**WORK REQUIRED:**
From the listing below, count the lines where the string "сельской" occurs. Give the number, with no other words.

(Data records)
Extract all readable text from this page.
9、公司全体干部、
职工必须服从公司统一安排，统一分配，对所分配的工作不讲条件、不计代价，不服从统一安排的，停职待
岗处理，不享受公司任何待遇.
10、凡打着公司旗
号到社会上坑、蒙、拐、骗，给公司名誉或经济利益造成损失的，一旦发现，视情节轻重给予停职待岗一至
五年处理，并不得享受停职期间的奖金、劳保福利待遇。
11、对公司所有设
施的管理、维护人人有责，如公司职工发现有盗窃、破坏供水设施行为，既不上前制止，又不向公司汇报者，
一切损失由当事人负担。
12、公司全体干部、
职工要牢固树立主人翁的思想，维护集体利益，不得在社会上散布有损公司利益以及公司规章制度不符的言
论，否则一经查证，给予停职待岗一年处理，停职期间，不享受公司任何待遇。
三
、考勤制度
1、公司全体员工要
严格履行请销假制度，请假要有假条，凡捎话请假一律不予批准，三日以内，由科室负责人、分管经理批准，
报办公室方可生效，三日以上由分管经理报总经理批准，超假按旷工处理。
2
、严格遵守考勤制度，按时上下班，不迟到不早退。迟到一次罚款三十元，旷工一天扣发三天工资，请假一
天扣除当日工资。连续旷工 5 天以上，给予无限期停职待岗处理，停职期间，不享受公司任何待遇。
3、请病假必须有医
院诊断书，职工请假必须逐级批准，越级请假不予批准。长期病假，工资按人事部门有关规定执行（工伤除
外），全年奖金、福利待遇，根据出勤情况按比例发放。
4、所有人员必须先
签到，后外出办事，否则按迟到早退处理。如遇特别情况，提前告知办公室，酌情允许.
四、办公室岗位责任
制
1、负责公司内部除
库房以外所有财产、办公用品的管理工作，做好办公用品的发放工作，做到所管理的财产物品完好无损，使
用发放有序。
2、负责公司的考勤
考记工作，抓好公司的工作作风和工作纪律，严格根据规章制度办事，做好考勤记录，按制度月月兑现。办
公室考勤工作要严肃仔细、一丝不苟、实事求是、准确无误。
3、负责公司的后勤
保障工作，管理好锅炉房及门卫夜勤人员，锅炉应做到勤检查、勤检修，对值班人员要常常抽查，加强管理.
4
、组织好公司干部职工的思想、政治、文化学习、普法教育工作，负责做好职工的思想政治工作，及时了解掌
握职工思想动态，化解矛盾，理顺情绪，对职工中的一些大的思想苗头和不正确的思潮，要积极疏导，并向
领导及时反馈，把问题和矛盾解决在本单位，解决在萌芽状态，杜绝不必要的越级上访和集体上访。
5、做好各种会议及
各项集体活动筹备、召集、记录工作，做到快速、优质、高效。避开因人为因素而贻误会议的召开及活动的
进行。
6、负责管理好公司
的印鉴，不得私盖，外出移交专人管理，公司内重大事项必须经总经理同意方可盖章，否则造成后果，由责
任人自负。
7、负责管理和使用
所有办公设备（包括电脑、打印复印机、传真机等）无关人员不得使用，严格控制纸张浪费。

* * *

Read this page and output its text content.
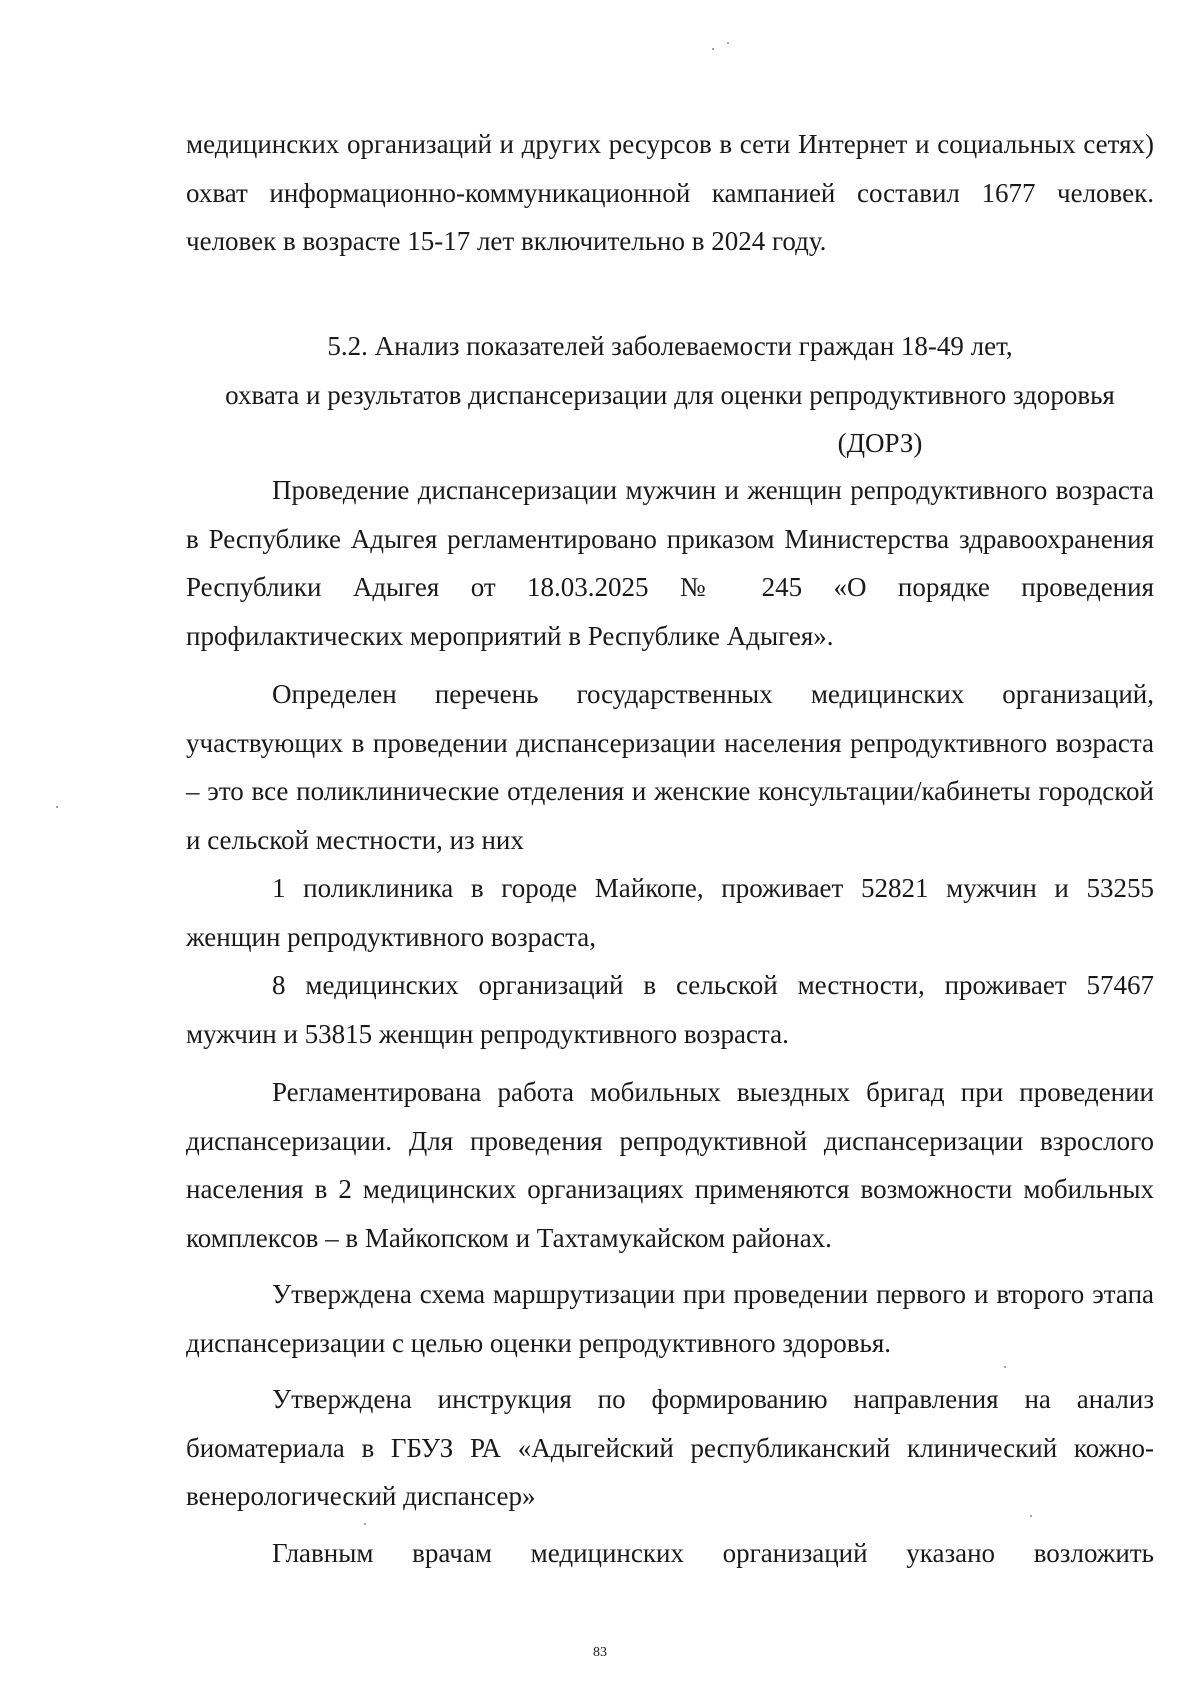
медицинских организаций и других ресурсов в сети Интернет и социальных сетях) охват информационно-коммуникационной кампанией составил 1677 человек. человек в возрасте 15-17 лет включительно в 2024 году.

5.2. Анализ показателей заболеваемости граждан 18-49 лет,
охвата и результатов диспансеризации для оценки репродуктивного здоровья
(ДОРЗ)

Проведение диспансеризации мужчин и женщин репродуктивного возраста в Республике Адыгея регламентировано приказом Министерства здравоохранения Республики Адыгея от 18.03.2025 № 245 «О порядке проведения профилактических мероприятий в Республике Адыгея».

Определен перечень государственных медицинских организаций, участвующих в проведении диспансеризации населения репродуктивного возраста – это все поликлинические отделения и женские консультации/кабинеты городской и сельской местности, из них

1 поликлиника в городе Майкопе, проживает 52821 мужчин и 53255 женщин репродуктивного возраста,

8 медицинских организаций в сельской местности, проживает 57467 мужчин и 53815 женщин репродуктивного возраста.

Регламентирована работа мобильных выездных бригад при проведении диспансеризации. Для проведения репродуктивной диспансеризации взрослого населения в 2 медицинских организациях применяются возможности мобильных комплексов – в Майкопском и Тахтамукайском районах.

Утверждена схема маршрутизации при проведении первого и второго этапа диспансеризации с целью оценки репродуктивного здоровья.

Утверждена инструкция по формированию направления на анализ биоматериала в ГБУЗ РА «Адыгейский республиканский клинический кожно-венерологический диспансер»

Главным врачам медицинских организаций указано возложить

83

**SOLUTION TO THIS EXERCISE:**
2